§ DIRECTION:
Check each line of the listing for the word "MECÂNICA" and give only the number of lines that have it.

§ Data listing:
########################################
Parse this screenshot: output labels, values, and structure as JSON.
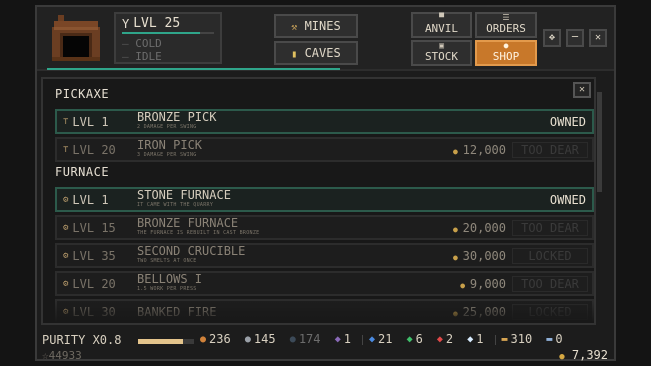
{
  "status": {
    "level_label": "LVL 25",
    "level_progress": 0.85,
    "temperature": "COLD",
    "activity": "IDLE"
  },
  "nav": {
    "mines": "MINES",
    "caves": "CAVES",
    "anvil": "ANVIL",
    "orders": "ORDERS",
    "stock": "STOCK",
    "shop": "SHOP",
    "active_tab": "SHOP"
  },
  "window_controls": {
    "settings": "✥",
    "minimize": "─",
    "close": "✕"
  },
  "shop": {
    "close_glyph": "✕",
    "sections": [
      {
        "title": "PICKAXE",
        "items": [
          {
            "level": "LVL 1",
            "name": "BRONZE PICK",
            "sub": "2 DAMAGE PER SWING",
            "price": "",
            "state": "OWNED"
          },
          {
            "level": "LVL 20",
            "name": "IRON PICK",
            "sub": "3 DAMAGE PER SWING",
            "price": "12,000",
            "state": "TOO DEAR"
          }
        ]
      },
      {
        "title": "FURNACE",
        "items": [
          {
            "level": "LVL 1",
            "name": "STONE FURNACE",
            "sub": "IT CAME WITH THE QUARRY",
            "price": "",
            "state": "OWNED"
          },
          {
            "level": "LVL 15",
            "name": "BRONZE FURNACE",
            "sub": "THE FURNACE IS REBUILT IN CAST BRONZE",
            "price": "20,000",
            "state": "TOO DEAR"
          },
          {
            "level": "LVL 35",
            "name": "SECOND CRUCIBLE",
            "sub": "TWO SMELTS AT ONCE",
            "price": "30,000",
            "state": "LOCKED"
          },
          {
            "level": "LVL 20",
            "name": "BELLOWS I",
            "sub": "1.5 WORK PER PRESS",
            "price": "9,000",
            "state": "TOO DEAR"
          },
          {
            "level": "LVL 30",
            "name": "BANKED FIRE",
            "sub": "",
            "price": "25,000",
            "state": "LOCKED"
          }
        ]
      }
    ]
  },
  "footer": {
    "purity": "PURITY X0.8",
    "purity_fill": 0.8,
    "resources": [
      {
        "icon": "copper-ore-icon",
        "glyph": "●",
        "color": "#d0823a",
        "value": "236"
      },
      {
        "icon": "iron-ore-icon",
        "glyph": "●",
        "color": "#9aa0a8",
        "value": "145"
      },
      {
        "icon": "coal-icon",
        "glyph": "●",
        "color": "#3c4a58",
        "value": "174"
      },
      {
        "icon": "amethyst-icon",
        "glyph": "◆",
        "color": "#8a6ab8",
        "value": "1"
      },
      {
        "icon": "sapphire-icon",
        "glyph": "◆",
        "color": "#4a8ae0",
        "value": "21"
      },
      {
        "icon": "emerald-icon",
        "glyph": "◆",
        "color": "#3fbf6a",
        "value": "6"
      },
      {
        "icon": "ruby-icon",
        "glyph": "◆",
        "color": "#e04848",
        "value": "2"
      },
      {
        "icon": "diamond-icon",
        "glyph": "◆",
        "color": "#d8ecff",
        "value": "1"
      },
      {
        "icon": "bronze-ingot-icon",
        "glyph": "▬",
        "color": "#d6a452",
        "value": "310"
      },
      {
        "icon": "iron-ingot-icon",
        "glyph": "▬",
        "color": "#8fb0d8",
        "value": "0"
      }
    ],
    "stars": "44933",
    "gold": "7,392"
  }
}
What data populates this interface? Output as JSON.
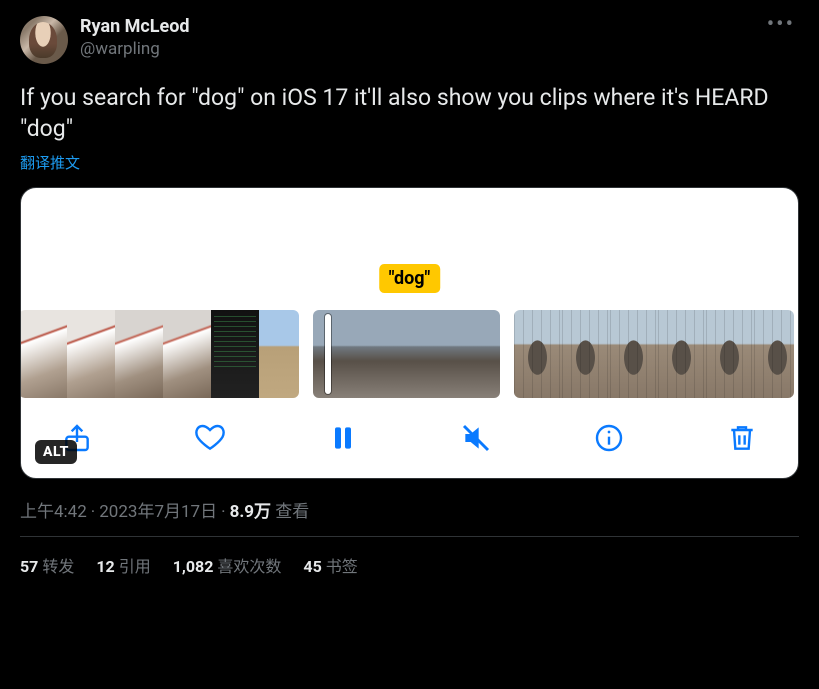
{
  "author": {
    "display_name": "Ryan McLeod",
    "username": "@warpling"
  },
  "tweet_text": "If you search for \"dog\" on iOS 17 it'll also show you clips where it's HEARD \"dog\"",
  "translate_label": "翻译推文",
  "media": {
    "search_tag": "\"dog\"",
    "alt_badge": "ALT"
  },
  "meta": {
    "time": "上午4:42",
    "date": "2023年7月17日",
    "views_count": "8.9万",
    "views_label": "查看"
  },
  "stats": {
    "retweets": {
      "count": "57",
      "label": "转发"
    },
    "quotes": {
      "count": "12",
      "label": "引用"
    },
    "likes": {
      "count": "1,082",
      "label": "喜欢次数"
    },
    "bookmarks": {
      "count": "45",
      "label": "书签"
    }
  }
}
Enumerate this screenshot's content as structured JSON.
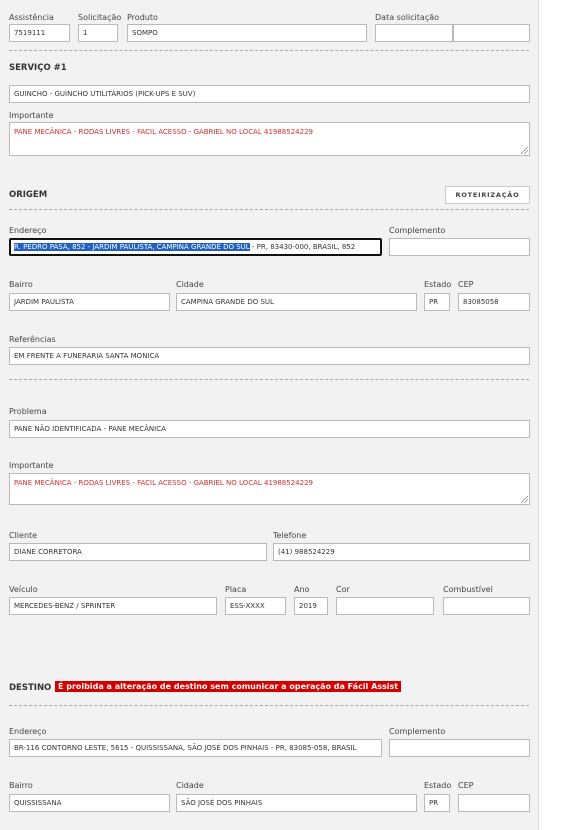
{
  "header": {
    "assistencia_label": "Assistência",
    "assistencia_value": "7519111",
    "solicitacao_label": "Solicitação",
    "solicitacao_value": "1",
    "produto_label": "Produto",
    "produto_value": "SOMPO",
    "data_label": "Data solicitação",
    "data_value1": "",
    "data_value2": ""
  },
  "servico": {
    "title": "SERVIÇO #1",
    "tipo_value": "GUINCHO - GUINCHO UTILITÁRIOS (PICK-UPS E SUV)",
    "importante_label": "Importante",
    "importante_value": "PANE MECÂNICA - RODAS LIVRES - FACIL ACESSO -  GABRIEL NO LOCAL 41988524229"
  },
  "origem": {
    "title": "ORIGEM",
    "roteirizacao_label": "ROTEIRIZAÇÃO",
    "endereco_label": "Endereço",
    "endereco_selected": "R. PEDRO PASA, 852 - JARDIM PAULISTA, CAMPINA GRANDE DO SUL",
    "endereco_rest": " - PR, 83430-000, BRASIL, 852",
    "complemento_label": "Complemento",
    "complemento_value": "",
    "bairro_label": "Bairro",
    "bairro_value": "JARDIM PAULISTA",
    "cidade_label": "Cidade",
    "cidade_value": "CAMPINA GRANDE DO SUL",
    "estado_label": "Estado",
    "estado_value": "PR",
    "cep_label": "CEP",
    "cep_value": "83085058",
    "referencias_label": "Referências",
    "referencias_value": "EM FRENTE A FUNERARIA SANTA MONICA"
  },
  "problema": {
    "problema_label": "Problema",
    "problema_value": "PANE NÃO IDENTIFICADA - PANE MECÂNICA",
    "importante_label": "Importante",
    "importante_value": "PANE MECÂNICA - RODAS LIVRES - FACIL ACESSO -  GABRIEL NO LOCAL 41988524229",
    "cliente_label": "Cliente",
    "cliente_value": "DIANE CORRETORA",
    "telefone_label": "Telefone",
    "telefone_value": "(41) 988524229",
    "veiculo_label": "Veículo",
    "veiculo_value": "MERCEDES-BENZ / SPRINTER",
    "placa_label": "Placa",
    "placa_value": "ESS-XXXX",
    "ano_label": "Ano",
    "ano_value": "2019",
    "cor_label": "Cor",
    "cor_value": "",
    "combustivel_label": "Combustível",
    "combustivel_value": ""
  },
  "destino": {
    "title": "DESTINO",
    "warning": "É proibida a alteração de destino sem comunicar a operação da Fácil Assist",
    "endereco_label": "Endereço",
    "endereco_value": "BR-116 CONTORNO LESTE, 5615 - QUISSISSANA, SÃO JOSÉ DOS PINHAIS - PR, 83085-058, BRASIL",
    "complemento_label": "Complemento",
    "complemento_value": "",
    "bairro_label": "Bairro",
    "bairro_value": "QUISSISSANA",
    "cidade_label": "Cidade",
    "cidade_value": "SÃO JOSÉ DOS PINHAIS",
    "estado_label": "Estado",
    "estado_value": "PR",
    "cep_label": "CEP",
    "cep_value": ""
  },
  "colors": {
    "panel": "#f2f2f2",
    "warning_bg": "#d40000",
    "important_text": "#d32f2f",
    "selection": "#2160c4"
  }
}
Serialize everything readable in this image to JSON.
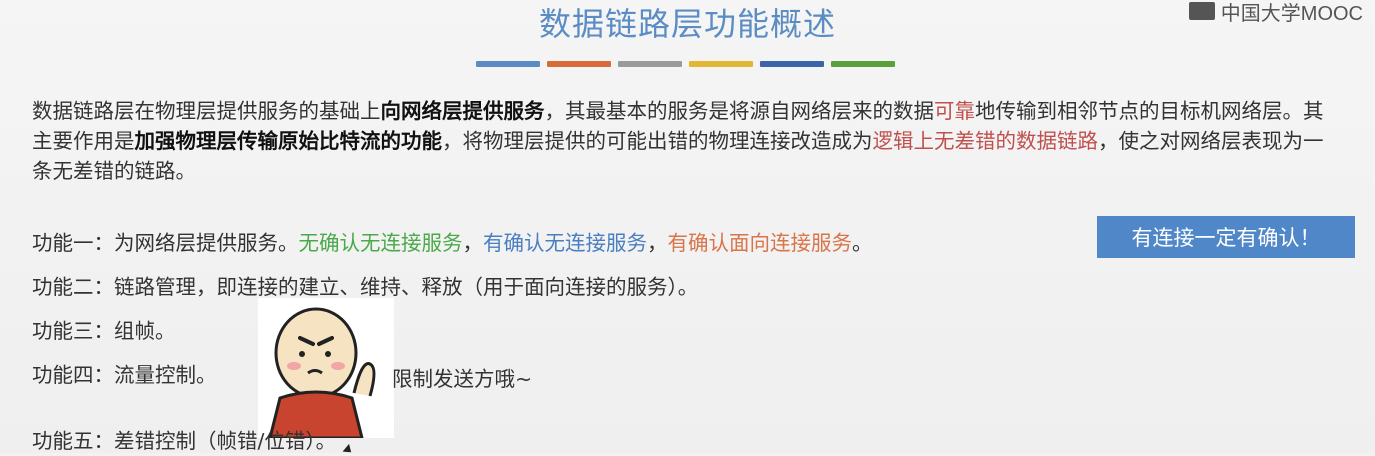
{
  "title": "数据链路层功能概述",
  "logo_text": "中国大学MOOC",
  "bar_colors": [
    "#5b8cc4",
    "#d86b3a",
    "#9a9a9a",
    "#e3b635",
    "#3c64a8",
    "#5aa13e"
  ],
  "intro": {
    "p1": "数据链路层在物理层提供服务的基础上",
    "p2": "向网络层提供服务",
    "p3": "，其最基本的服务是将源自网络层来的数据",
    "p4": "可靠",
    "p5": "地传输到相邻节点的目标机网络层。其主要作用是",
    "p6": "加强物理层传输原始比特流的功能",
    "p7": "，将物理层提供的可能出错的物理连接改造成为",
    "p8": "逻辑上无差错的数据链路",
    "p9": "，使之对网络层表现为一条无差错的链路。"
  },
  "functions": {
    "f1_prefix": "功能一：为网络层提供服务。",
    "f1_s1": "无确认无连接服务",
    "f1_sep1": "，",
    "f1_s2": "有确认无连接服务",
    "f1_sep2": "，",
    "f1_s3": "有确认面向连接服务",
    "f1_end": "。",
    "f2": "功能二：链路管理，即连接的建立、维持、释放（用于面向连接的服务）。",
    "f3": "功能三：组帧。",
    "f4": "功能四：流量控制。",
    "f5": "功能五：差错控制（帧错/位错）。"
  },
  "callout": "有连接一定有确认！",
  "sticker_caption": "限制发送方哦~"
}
########################################
§ RESPONSE TO THIS EXERCISE:
3